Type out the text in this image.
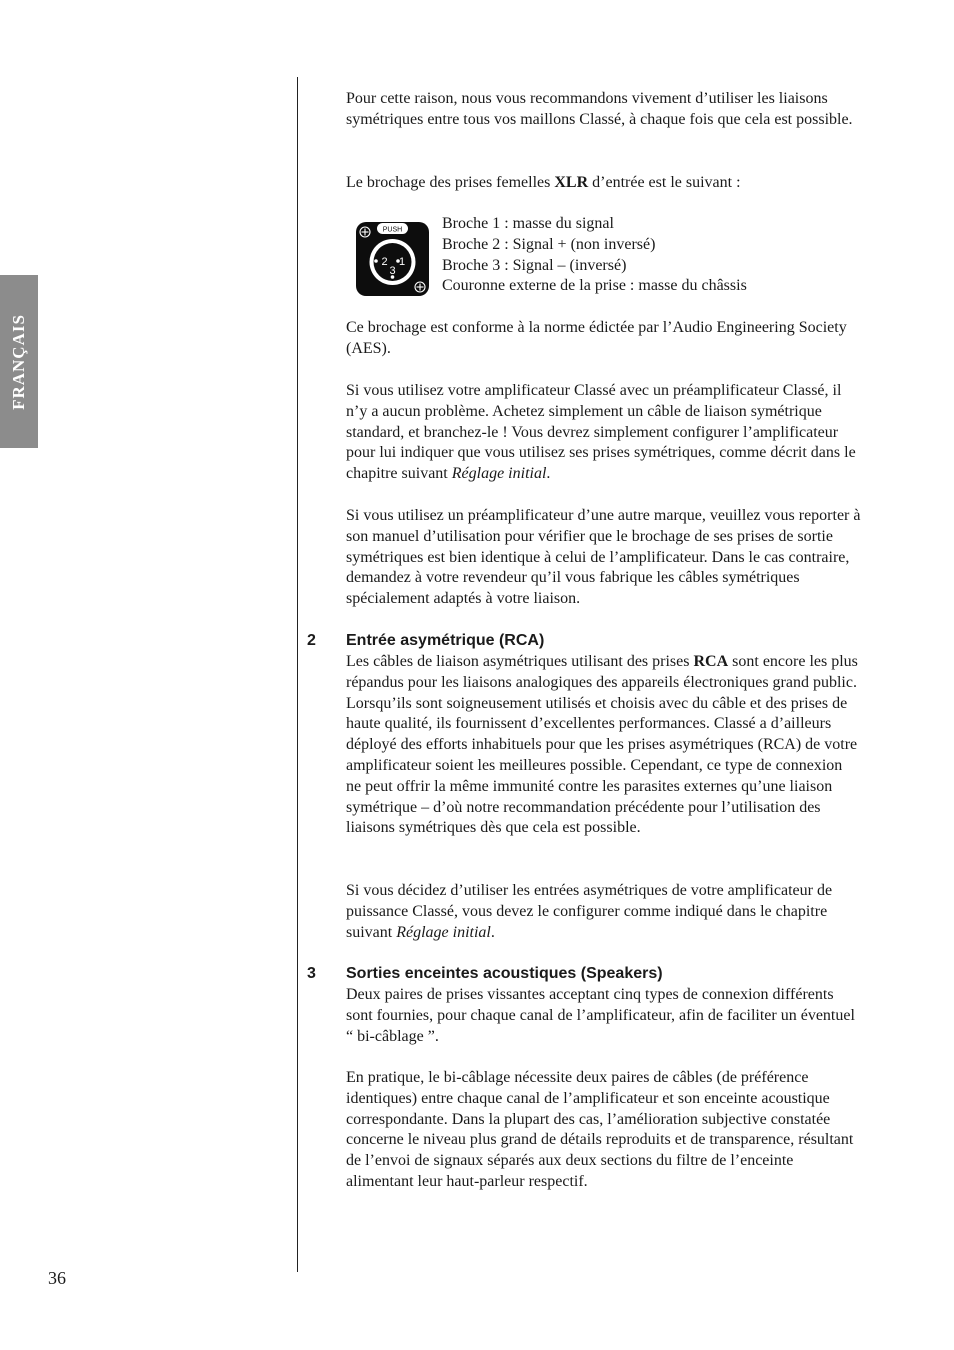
FRANÇAIS

Pour cette raison, nous vous recommandons vivement d’utiliser les liaisons symétriques entre tous vos maillons Classé, à chaque fois que cela est possible.

Le brochage des prises femelles XLR d’entrée est le suivant :

PUSH
2 1
3
Broche 1 : masse du signal
Broche 2 : Signal + (non inversé)
Broche 3 : Signal – (inversé)
Couronne externe de la prise : masse du châssis

Ce brochage est conforme à la norme édictée par l’Audio Engineering Society (AES).

Si vous utilisez votre amplificateur Classé avec un préamplificateur Classé, il n’y a aucun problème. Achetez simplement un câble de liaison symétrique standard, et branchez-le ! Vous devrez simplement configurer l’amplificateur pour lui indiquer que vous utilisez ses prises symétriques, comme décrit dans le chapitre suivant Réglage initial.

Si vous utilisez un préamplificateur d’une autre marque, veuillez vous reporter à son manuel d’utilisation pour vérifier que le brochage de ses prises de sortie symétriques est bien identique à celui de l’amplificateur. Dans le cas contraire, demandez à votre revendeur qu’il vous fabrique les câbles symétriques spécialement adaptés à votre liaison.

2 Entrée asymétrique (RCA)

Les câbles de liaison asymétriques utilisant des prises RCA sont encore les plus répandus pour les liaisons analogiques des appareils électroniques grand public. Lorsqu’ils sont soigneusement utilisés et choisis avec du câble et des prises de haute qualité, ils fournissent d’excellentes performances. Classé a d’ailleurs déployé des efforts inhabituels pour que les prises asymétriques (RCA) de votre amplificateur soient les meilleures possible. Cependant, ce type de connexion ne peut offrir la même immunité contre les parasites externes qu’une liaison symétrique – d’où notre recommandation précédente pour l’utilisation des liaisons symétriques dès que cela est possible.

Si vous décidez d’utiliser les entrées asymétriques de votre amplificateur de puissance Classé, vous devez le configurer comme indiqué dans le chapitre suivant Réglage initial.

3 Sorties enceintes acoustiques (Speakers)

Deux paires de prises vissantes acceptant cinq types de connexion différents sont fournies, pour chaque canal de l’amplificateur, afin de faciliter un éventuel “ bi-câblage ”.

En pratique, le bi-câblage nécessite deux paires de câbles (de préférence identiques) entre chaque canal de l’amplificateur et son enceinte acoustique correspondante. Dans la plupart des cas, l’amélioration subjective constatée concerne le niveau plus grand de détails reproduits et de transparence, résultant de l’envoi de signaux séparés aux deux sections du filtre de l’enceinte alimentant leur haut-parleur respectif.

36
◇ ◇ ◇ ◇ ◇ ◇ ◇
# [Problem description]
Report the number of lines of the listing above that hold the string "cela", with no other text.

# [Response]
2